WHAT TO PRODUCE: Go through the entries below and collect each line with the string "počet" in it.

[Recorded data]
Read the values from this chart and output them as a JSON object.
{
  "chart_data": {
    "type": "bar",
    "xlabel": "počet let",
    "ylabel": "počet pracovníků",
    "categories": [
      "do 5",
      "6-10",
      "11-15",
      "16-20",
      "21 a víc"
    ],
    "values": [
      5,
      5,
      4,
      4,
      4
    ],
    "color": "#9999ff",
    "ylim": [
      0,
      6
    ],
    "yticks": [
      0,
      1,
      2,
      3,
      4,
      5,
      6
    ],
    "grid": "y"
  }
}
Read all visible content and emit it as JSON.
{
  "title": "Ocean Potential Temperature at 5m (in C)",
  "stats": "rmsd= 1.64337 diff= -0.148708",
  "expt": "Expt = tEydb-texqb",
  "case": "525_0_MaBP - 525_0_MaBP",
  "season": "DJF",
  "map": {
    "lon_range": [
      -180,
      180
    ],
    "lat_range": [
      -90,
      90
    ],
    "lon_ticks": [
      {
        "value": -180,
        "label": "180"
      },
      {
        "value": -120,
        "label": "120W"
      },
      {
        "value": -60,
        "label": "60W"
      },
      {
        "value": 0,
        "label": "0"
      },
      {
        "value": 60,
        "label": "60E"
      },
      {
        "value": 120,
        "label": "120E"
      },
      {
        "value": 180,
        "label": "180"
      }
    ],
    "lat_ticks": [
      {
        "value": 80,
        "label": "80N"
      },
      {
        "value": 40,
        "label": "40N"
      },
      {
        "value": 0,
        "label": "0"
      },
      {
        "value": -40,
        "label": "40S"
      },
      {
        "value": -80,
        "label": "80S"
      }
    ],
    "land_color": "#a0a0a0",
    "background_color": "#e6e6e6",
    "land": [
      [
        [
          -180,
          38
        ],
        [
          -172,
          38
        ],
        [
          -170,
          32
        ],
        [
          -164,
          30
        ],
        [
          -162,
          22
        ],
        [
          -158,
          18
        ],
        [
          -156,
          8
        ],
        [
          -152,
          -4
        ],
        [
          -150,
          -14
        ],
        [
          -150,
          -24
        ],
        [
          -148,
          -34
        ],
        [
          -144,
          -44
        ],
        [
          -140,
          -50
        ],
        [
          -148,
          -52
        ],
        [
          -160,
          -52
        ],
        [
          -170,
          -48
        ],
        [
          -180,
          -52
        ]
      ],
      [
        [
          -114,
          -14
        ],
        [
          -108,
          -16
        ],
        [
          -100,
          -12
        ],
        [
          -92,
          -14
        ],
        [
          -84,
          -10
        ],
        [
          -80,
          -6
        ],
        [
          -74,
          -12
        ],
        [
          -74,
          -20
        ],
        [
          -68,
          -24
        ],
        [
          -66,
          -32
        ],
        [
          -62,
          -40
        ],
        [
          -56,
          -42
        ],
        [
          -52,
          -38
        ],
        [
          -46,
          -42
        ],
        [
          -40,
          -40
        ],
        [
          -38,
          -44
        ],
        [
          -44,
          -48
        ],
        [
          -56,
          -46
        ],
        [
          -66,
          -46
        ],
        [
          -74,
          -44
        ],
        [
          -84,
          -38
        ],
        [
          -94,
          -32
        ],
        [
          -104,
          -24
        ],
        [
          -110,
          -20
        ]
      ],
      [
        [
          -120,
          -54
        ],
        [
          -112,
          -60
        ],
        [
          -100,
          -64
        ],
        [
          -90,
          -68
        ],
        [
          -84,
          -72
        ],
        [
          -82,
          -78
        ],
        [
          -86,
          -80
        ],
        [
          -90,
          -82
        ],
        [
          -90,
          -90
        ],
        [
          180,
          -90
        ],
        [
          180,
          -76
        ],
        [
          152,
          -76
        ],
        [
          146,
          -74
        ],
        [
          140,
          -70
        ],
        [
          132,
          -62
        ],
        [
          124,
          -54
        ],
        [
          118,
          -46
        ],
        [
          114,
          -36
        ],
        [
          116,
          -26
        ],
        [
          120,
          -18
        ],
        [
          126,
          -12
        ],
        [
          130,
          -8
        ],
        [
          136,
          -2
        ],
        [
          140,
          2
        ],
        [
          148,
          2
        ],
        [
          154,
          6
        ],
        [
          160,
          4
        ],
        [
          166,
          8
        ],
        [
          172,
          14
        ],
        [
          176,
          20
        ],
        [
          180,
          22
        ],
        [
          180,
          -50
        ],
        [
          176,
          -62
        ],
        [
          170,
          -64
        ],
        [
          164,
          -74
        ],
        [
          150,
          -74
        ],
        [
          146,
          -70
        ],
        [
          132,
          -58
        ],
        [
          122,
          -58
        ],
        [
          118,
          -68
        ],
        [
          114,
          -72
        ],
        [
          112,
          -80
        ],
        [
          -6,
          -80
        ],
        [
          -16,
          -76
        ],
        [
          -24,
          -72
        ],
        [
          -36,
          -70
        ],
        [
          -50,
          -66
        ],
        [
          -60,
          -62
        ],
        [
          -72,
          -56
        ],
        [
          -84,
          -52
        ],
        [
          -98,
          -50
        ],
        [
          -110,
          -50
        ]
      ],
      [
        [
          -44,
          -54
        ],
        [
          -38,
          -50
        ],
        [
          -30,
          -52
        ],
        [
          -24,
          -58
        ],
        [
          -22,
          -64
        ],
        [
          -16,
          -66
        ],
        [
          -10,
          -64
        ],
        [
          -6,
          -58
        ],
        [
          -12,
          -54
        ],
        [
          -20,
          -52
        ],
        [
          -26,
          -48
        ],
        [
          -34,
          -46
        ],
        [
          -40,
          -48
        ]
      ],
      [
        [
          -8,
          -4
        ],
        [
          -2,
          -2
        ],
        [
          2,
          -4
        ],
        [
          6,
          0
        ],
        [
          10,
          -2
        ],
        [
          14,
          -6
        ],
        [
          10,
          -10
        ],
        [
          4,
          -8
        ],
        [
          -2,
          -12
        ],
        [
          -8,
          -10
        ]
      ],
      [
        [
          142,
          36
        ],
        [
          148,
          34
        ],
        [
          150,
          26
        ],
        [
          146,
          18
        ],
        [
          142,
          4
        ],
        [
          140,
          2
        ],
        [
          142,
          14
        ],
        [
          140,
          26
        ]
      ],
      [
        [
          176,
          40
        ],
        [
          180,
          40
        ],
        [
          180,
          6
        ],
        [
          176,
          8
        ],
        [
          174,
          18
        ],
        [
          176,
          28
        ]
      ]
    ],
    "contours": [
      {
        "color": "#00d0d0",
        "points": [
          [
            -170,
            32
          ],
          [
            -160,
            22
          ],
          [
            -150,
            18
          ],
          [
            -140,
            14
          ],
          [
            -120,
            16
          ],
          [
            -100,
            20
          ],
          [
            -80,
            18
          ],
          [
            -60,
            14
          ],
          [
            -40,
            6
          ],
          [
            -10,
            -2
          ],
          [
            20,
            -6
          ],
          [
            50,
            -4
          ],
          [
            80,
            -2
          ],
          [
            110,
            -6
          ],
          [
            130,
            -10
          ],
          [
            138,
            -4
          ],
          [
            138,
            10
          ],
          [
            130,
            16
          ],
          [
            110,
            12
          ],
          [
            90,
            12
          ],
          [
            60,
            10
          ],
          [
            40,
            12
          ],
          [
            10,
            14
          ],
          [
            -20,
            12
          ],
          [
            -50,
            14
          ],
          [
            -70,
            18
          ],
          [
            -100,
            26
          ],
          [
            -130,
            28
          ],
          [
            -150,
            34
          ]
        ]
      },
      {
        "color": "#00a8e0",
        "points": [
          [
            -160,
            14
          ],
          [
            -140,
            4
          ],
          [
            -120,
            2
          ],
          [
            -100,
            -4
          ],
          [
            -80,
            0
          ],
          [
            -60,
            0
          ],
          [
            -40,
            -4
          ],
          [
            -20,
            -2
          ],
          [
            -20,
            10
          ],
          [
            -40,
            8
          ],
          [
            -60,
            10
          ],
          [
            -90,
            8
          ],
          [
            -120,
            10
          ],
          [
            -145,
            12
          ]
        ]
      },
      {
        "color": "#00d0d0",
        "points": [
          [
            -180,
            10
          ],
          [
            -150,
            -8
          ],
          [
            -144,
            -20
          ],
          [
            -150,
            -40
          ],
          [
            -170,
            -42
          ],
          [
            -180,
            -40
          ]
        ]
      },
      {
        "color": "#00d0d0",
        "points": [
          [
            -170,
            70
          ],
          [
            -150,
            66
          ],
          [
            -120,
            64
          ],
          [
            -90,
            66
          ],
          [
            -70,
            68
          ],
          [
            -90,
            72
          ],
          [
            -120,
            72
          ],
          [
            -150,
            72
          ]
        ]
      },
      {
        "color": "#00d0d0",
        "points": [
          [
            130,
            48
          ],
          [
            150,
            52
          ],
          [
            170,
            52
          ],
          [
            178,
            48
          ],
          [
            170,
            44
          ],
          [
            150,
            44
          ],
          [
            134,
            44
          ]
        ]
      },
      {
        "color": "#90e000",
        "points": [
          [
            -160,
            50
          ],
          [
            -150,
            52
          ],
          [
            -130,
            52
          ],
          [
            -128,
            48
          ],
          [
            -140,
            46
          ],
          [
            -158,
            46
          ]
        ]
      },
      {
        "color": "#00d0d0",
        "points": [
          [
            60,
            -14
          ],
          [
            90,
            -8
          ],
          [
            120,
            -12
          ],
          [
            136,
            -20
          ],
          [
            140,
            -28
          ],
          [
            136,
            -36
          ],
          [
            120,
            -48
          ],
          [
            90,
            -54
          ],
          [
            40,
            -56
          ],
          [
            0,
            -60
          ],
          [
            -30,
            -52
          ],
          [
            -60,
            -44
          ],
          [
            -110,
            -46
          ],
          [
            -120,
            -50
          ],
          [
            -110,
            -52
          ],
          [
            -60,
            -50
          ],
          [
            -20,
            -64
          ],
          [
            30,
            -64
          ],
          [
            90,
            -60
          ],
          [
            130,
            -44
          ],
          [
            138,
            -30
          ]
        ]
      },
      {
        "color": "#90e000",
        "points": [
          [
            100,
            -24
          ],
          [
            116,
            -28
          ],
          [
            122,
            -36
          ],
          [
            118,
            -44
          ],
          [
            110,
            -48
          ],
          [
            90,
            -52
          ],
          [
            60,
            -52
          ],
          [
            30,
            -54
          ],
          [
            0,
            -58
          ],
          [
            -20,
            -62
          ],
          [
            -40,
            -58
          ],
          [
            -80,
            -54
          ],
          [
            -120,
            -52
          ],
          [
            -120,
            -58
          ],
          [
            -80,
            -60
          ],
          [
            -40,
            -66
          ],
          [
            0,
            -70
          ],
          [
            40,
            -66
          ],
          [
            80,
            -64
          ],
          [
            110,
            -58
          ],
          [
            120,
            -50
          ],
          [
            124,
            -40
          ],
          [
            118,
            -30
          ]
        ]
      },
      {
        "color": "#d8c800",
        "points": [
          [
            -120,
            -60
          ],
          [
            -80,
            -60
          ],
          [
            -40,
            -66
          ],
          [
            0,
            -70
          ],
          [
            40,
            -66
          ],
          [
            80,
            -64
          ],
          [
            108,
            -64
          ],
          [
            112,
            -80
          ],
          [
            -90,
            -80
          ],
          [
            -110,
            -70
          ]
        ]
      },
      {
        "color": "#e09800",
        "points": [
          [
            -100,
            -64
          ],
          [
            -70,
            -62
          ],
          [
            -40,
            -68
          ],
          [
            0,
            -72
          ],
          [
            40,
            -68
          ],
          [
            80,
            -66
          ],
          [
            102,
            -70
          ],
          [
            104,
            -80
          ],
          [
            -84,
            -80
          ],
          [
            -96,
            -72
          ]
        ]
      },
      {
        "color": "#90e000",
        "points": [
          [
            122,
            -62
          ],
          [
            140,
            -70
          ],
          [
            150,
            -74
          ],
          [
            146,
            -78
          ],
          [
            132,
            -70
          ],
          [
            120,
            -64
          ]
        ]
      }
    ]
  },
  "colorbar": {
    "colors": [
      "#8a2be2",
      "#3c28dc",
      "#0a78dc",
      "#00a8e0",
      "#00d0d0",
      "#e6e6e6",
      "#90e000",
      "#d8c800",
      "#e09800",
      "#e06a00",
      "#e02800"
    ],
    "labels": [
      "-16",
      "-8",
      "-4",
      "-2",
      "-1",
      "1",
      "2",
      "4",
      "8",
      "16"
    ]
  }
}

RESPONSE TO THIS TASK:
    "xlabel": "počet let",
    "ylabel": "počet pracovníků",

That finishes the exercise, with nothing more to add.